Start
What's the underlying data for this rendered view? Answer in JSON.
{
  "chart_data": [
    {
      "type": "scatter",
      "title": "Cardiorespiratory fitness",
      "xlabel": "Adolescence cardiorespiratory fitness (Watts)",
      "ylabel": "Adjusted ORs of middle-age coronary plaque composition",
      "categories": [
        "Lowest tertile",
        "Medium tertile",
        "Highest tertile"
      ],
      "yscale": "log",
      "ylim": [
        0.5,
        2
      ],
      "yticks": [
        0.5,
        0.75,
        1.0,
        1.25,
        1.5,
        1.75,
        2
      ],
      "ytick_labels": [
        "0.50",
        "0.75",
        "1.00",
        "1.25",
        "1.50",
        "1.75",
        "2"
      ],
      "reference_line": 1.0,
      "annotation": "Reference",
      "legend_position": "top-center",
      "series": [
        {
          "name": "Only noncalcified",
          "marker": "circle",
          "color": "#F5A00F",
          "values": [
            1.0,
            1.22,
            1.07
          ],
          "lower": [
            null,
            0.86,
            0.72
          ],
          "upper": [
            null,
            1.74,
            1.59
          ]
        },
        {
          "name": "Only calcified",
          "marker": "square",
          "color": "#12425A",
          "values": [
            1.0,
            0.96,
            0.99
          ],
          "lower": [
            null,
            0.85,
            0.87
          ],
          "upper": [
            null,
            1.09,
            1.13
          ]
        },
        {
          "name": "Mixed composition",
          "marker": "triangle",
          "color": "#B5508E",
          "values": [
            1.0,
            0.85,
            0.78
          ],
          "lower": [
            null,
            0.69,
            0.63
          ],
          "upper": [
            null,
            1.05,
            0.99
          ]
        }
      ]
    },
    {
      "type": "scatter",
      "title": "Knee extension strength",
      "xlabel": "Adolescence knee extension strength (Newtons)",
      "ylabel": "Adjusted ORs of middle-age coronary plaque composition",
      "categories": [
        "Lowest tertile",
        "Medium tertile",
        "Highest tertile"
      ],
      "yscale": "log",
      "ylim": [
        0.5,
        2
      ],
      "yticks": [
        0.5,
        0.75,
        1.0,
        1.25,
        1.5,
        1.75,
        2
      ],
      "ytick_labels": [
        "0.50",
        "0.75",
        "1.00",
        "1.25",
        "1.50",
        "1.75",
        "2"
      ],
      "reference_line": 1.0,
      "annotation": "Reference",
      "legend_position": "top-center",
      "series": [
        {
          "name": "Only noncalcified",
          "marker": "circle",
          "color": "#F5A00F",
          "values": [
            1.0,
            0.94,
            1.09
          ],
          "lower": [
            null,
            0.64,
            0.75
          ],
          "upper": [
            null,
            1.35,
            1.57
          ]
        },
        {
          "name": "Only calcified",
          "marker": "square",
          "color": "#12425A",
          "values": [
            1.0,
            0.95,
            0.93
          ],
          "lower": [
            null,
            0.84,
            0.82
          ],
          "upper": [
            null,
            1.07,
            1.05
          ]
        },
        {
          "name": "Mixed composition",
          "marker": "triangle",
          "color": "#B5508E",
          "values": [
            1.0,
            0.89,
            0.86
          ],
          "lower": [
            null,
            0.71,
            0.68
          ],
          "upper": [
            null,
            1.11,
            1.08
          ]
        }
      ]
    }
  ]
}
End
Objective
From the records above, extract every line exactly as it stands.

Complete answer
What's the underlying data for this rendered view? Answer in JSON.
{
  "chart_data": [
    {
      "type": "scatter",
      "title": "Cardiorespiratory fitness",
      "xlabel": "Adolescence cardiorespiratory fitness (Watts)",
      "ylabel": "Adjusted ORs of middle-age coronary plaque composition",
      "categories": [
        "Lowest tertile",
        "Medium tertile",
        "Highest tertile"
      ],
      "yscale": "log",
      "ylim": [
        0.5,
        2
      ],
      "yticks": [
        0.5,
        0.75,
        1.0,
        1.25,
        1.5,
        1.75,
        2
      ],
      "ytick_labels": [
        "0.50",
        "0.75",
        "1.00",
        "1.25",
        "1.50",
        "1.75",
        "2"
      ],
      "reference_line": 1.0,
      "annotation": "Reference",
      "legend_position": "top-center",
      "series": [
        {
          "name": "Only noncalcified",
          "marker": "circle",
          "color": "#F5A00F",
          "values": [
            1.0,
            1.22,
            1.07
          ],
          "lower": [
            null,
            0.86,
            0.72
          ],
          "upper": [
            null,
            1.74,
            1.59
          ]
        },
        {
          "name": "Only calcified",
          "marker": "square",
          "color": "#12425A",
          "values": [
            1.0,
            0.96,
            0.99
          ],
          "lower": [
            null,
            0.85,
            0.87
          ],
          "upper": [
            null,
            1.09,
            1.13
          ]
        },
        {
          "name": "Mixed composition",
          "marker": "triangle",
          "color": "#B5508E",
          "values": [
            1.0,
            0.85,
            0.78
          ],
          "lower": [
            null,
            0.69,
            0.63
          ],
          "upper": [
            null,
            1.05,
            0.99
          ]
        }
      ]
    },
    {
      "type": "scatter",
      "title": "Knee extension strength",
      "xlabel": "Adolescence knee extension strength (Newtons)",
      "ylabel": "Adjusted ORs of middle-age coronary plaque composition",
      "categories": [
        "Lowest tertile",
        "Medium tertile",
        "Highest tertile"
      ],
      "yscale": "log",
      "ylim": [
        0.5,
        2
      ],
      "yticks": [
        0.5,
        0.75,
        1.0,
        1.25,
        1.5,
        1.75,
        2
      ],
      "ytick_labels": [
        "0.50",
        "0.75",
        "1.00",
        "1.25",
        "1.50",
        "1.75",
        "2"
      ],
      "reference_line": 1.0,
      "annotation": "Reference",
      "legend_position": "top-center",
      "series": [
        {
          "name": "Only noncalcified",
          "marker": "circle",
          "color": "#F5A00F",
          "values": [
            1.0,
            0.94,
            1.09
          ],
          "lower": [
            null,
            0.64,
            0.75
          ],
          "upper": [
            null,
            1.35,
            1.57
          ]
        },
        {
          "name": "Only calcified",
          "marker": "square",
          "color": "#12425A",
          "values": [
            1.0,
            0.95,
            0.93
          ],
          "lower": [
            null,
            0.84,
            0.82
          ],
          "upper": [
            null,
            1.07,
            1.05
          ]
        },
        {
          "name": "Mixed composition",
          "marker": "triangle",
          "color": "#B5508E",
          "values": [
            1.0,
            0.89,
            0.86
          ],
          "lower": [
            null,
            0.71,
            0.68
          ],
          "upper": [
            null,
            1.11,
            1.08
          ]
        }
      ]
    }
  ]
}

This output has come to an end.